## The input
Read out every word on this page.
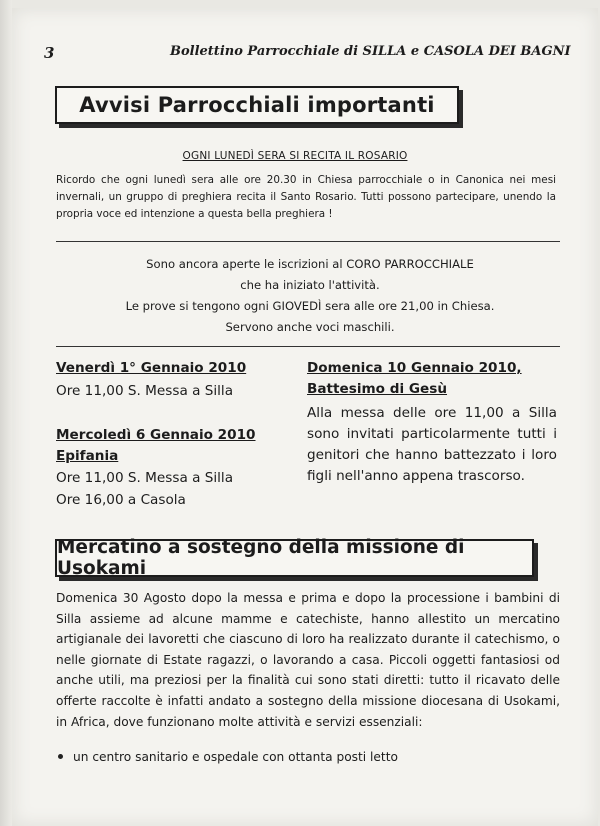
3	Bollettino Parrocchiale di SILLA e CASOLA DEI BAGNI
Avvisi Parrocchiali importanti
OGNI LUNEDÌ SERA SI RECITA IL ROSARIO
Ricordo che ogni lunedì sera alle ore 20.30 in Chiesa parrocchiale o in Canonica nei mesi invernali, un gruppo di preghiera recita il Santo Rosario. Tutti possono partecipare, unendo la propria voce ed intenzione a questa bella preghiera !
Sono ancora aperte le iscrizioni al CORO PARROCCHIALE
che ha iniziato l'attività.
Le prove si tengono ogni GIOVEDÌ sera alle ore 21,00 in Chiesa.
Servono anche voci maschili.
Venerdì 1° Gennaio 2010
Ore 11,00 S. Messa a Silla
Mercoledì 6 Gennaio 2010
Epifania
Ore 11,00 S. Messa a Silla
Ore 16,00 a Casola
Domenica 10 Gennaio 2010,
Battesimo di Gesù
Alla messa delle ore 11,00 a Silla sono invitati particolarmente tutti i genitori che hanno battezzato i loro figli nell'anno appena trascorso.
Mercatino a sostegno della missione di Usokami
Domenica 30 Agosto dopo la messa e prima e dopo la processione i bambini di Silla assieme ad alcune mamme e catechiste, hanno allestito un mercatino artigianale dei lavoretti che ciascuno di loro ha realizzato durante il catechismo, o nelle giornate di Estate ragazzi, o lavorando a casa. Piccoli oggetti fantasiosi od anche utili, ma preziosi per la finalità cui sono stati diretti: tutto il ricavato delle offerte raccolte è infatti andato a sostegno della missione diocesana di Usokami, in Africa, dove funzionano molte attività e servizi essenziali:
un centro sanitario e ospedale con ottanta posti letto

## Goal
Pick out and copy every line that contains the word "della".

## Written solution
Mercatino a sostegno della missione di Usokami
Domenica 30 Agosto dopo la messa e prima e dopo la processione i bambini di Silla assieme ad alcune mamme e catechiste, hanno allestito un mercatino artigianale dei lavoretti che ciascuno di loro ha realizzato durante il catechismo, o nelle giornate di Estate ragazzi, o lavorando a casa. Piccoli oggetti fantasiosi od anche utili, ma preziosi per la finalità cui sono stati diretti: tutto il ricavato delle offerte raccolte è infatti andato a sostegno della missione diocesana di Usokami, in Africa, dove funzionano molte attività e servizi essenziali:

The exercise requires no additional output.